**THE TASK**: Find all lines in the records that include the word "排除D项", and copy them out.

%%

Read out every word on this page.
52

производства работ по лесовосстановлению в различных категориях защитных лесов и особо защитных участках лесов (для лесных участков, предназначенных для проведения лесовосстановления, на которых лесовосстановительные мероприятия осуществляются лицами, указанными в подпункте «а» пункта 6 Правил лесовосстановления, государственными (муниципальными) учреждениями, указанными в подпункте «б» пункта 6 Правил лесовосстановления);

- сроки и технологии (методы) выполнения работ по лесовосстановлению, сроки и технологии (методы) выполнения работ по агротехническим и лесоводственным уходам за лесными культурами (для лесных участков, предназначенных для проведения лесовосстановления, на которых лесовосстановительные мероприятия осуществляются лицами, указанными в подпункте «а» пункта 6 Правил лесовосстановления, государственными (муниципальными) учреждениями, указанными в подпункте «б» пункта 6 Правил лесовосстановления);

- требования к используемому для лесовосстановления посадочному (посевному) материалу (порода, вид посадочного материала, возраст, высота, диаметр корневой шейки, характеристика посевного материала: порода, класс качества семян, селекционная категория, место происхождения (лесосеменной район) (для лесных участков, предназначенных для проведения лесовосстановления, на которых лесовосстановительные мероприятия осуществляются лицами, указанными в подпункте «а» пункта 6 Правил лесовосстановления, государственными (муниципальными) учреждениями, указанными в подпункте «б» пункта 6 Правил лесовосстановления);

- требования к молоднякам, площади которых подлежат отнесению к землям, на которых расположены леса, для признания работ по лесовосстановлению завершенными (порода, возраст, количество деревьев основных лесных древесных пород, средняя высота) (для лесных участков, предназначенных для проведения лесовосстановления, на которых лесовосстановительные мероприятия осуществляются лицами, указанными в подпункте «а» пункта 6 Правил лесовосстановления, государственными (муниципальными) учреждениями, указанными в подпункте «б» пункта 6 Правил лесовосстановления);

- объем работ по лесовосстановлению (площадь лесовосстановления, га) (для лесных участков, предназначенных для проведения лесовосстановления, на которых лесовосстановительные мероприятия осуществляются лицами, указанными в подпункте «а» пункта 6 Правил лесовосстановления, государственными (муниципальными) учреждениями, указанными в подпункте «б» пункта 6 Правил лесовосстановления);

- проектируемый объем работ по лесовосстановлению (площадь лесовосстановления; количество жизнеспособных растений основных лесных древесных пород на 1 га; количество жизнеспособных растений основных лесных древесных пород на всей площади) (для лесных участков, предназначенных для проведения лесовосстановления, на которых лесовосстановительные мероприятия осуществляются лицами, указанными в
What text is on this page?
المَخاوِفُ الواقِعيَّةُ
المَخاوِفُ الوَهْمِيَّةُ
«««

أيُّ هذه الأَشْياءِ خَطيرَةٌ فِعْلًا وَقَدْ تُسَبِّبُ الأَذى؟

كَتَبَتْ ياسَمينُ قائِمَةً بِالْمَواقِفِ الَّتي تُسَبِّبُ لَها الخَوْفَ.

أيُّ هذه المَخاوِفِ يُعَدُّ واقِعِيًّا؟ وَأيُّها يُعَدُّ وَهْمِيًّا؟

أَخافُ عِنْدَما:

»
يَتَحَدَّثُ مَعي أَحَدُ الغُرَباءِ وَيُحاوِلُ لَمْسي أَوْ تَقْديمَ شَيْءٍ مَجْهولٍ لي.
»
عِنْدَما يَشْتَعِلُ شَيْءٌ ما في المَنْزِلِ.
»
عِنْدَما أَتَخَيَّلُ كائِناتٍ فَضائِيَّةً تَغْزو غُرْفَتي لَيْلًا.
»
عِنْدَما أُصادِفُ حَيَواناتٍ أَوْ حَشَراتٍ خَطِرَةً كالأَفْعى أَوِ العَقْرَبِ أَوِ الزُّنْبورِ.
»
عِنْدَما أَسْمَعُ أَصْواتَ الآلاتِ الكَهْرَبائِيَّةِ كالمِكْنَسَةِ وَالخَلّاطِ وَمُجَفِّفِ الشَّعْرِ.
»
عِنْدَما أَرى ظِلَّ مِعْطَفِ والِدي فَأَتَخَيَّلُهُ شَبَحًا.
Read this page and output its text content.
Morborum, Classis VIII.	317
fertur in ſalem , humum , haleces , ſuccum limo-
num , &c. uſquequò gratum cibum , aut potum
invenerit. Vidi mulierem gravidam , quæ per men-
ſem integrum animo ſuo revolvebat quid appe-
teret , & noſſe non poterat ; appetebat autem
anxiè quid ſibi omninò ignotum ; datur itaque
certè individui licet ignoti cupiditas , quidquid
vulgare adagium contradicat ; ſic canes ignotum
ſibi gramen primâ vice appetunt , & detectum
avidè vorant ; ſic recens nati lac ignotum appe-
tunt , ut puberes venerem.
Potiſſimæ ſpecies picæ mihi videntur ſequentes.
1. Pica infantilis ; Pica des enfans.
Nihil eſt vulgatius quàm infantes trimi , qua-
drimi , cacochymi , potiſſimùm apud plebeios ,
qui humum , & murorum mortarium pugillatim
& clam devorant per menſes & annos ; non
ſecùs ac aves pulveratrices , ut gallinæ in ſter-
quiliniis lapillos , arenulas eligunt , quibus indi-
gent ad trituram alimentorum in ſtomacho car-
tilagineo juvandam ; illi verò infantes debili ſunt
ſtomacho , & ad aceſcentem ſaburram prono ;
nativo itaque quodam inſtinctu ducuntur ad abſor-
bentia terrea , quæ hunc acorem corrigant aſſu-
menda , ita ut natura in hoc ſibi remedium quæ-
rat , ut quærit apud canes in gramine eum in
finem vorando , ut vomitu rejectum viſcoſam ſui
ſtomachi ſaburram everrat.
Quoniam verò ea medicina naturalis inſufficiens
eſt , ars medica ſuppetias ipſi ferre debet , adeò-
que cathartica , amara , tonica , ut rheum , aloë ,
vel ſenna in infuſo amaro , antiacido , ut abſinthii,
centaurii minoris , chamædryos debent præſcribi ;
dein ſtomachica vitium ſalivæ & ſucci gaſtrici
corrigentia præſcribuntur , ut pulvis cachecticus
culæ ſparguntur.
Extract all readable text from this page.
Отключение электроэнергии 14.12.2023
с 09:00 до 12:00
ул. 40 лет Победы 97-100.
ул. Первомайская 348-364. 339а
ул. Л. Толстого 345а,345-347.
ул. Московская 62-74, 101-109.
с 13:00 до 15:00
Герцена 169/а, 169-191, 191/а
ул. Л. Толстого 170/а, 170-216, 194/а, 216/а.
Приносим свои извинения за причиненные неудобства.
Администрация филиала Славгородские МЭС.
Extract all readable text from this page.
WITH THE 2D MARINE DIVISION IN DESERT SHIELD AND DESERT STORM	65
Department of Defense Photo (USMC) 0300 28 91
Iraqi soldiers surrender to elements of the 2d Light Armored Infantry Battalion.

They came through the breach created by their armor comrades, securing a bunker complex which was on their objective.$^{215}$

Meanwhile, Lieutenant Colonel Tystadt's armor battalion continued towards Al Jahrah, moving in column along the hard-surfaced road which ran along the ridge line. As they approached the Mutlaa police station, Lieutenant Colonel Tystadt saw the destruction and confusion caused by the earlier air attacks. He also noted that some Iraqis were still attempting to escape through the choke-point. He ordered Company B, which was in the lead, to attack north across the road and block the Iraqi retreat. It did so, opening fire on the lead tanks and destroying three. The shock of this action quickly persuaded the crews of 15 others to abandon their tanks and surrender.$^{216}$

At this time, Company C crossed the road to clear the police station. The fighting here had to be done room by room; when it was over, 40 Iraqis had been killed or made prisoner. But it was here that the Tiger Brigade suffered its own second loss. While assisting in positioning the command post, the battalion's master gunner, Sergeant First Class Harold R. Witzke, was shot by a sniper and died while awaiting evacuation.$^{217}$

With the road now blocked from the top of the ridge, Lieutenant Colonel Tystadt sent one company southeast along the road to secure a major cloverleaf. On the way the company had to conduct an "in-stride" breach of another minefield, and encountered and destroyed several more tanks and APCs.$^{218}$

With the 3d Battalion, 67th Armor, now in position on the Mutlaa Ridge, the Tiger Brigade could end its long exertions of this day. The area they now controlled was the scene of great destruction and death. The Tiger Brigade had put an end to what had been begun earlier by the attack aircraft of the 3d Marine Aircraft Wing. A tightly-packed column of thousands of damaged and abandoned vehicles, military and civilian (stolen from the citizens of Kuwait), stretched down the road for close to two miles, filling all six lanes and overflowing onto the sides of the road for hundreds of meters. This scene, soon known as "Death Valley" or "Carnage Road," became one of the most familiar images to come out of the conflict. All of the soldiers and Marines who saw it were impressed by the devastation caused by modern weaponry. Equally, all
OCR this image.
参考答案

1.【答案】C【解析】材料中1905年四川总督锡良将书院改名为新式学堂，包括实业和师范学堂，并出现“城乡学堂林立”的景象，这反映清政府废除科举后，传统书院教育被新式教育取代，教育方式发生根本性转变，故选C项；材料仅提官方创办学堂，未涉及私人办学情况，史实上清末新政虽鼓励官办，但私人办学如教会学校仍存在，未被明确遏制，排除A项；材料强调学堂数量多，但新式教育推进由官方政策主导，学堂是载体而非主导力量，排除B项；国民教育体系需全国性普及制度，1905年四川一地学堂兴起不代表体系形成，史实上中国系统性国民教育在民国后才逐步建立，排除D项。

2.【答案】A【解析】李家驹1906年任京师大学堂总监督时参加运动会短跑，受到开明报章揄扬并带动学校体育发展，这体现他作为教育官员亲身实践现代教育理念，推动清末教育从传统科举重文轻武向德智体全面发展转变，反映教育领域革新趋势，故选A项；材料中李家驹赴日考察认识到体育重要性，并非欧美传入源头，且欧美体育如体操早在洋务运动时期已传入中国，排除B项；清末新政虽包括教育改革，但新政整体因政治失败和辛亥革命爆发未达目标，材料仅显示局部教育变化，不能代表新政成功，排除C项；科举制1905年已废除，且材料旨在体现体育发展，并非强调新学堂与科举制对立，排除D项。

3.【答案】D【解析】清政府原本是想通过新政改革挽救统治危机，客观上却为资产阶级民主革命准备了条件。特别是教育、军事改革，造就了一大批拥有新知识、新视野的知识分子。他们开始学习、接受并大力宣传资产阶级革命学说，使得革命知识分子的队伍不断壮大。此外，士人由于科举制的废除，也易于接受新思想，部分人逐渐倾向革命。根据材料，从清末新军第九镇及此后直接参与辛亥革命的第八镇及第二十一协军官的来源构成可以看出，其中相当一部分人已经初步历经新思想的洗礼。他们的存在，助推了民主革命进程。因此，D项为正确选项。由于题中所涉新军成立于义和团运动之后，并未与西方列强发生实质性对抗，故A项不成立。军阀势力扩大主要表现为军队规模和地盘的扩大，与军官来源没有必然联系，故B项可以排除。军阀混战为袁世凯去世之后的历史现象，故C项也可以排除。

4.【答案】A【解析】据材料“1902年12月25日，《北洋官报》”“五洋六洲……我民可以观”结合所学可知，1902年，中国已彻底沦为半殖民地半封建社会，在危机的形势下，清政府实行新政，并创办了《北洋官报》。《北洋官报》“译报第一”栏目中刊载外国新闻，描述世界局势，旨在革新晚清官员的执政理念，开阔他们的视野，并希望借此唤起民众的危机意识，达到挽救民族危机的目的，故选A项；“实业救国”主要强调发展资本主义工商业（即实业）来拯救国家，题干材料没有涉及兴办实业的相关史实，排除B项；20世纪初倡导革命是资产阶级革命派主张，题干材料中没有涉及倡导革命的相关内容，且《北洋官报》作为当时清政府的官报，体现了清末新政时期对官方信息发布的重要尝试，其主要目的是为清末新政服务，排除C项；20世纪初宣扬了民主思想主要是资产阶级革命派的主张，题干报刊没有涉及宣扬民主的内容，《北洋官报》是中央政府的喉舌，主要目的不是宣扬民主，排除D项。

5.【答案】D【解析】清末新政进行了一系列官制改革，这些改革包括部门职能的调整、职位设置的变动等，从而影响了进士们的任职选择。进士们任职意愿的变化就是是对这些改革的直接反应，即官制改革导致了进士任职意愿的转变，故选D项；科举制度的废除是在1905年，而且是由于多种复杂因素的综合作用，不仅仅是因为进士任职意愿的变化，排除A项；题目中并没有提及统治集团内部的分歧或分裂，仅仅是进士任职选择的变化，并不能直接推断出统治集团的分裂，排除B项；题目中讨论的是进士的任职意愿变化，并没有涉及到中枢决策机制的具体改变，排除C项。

%%

**REPLY TO THE EXERCISE**:
1.【答案】C【解析】材料中1905年四川总督锡良将书院改名为新式学堂，包括实业和师范学堂，并出现“城乡学堂林立”的景象，这反映清政府废除科举后，传统书院教育被新式教育取代，教育方式发生根本性转变，故选C项；材料仅提官方创办学堂，未涉及私人办学情况，史实上清末新政虽鼓励官办，但私人办学如教会学校仍存在，未被明确遏制，排除A项；材料强调学堂数量多，但新式教育推进由官方政策主导，学堂是载体而非主导力量，排除B项；国民教育体系需全国性普及制度，1905年四川一地学堂兴起不代表体系形成，史实上中国系统性国民教育在民国后才逐步建立，排除D项。
2.【答案】A【解析】李家驹1906年任京师大学堂总监督时参加运动会短跑，受到开明报章揄扬并带动学校体育发展，这体现他作为教育官员亲身实践现代教育理念，推动清末教育从传统科举重文轻武向德智体全面发展转变，反映教育领域革新趋势，故选A项；材料中李家驹赴日考察认识到体育重要性，并非欧美传入源头，且欧美体育如体操早在洋务运动时期已传入中国，排除B项；清末新政虽包括教育改革，但新政整体因政治失败和辛亥革命爆发未达目标，材料仅显示局部教育变化，不能代表新政成功，排除C项；科举制1905年已废除，且材料旨在体现体育发展，并非强调新学堂与科举制对立，排除D项。
4.【答案】A【解析】据材料“1902年12月25日，《北洋官报》”“五洋六洲……我民可以观”结合所学可知，1902年，中国已彻底沦为半殖民地半封建社会，在危机的形势下，清政府实行新政，并创办了《北洋官报》。《北洋官报》“译报第一”栏目中刊载外国新闻，描述世界局势，旨在革新晚清官员的执政理念，开阔他们的视野，并希望借此唤起民众的危机意识，达到挽救民族危机的目的，故选A项；“实业救国”主要强调发展资本主义工商业（即实业）来拯救国家，题干材料没有涉及兴办实业的相关史实，排除B项；20世纪初倡导革命是资产阶级革命派主张，题干材料中没有涉及倡导革命的相关内容，且《北洋官报》作为当时清政府的官报，体现了清末新政时期对官方信息发布的重要尝试，其主要目的是为清末新政服务，排除C项；20世纪初宣扬了民主思想主要是资产阶级革命派的主张，题干报刊没有涉及宣扬民主的内容，《北洋官报》是中央政府的喉舌，主要目的不是宣扬民主，排除D项。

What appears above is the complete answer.